Items listed in a dataset

Begin

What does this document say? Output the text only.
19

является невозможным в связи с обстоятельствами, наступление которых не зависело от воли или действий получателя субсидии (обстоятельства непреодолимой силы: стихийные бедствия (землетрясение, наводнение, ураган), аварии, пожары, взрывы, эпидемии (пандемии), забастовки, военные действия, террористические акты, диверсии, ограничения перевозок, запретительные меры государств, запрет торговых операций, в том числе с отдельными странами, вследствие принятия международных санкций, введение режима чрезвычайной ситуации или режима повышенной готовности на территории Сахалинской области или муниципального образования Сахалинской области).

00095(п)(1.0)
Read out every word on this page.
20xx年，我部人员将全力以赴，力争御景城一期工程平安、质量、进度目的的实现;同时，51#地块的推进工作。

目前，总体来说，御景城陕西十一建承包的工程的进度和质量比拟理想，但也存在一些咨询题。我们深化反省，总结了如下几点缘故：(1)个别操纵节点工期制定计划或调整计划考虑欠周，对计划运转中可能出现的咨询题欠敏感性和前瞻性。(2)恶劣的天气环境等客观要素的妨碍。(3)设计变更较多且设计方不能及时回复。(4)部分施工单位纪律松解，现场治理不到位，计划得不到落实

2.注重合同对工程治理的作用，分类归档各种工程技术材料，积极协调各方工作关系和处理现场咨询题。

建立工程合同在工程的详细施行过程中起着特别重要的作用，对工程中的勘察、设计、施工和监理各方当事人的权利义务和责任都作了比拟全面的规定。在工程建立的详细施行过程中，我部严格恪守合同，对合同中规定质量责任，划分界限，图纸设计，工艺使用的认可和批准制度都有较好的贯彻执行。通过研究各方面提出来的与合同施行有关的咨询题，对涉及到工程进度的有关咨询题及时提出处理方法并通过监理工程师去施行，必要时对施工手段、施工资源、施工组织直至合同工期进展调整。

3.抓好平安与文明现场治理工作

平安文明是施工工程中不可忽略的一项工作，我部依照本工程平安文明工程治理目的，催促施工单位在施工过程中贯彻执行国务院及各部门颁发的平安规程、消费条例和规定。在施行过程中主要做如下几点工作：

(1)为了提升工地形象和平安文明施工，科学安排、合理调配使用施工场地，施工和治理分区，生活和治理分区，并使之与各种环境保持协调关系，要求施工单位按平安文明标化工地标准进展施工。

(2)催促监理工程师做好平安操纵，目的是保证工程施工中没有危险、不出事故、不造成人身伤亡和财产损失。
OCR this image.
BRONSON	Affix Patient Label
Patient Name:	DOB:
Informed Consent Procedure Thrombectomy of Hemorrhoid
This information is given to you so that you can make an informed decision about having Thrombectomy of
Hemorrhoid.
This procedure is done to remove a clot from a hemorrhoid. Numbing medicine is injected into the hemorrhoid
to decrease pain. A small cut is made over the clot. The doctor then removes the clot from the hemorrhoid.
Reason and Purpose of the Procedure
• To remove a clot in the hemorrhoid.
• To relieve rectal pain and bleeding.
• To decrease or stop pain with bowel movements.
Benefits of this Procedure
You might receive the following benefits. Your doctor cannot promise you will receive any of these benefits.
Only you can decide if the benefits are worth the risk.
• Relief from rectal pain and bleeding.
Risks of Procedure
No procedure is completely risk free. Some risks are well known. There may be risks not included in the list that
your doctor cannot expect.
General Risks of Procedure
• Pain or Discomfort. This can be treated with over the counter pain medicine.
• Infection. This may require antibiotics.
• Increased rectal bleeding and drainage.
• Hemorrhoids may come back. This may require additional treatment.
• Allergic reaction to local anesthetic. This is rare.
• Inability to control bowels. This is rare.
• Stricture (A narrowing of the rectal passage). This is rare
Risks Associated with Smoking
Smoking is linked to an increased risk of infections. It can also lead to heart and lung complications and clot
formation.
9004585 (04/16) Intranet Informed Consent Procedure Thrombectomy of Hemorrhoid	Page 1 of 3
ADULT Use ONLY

End

Goal of the exercise: Give only the number of lines in the data that hold the word "clot".

Task response: 4